** Begin Entries shown **

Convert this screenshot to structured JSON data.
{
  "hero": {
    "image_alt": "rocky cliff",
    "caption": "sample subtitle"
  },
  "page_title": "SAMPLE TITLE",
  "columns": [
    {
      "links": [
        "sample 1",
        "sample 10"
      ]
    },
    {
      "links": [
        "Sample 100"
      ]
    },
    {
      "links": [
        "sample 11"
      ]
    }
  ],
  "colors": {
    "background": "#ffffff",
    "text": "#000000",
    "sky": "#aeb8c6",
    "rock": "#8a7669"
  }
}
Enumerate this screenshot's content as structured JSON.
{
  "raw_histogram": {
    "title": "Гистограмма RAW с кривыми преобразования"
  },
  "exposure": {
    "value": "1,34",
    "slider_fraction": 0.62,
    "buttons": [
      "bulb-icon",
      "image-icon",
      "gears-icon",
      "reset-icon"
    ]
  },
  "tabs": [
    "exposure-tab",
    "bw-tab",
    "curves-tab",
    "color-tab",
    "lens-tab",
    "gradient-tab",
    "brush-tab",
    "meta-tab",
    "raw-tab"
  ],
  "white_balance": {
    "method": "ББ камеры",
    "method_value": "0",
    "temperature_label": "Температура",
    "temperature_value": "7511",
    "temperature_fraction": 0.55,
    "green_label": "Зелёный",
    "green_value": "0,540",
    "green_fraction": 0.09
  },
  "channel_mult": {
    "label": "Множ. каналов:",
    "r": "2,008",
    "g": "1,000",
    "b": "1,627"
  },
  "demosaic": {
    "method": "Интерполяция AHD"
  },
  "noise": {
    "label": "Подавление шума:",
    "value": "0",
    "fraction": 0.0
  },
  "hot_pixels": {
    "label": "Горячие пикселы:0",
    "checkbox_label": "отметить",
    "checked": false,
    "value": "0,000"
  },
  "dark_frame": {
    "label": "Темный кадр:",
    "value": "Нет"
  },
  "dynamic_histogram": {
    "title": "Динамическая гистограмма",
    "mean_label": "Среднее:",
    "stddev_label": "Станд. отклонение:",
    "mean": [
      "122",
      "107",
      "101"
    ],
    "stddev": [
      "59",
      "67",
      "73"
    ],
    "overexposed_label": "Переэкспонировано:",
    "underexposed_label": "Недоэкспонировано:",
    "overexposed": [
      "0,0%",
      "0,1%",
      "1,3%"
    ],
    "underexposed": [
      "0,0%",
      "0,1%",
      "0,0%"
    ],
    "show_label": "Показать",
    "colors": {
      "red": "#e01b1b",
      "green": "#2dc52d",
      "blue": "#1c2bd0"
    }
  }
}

** End Entries shown **

Return only the number of lines in the entries that contain the string "this".

2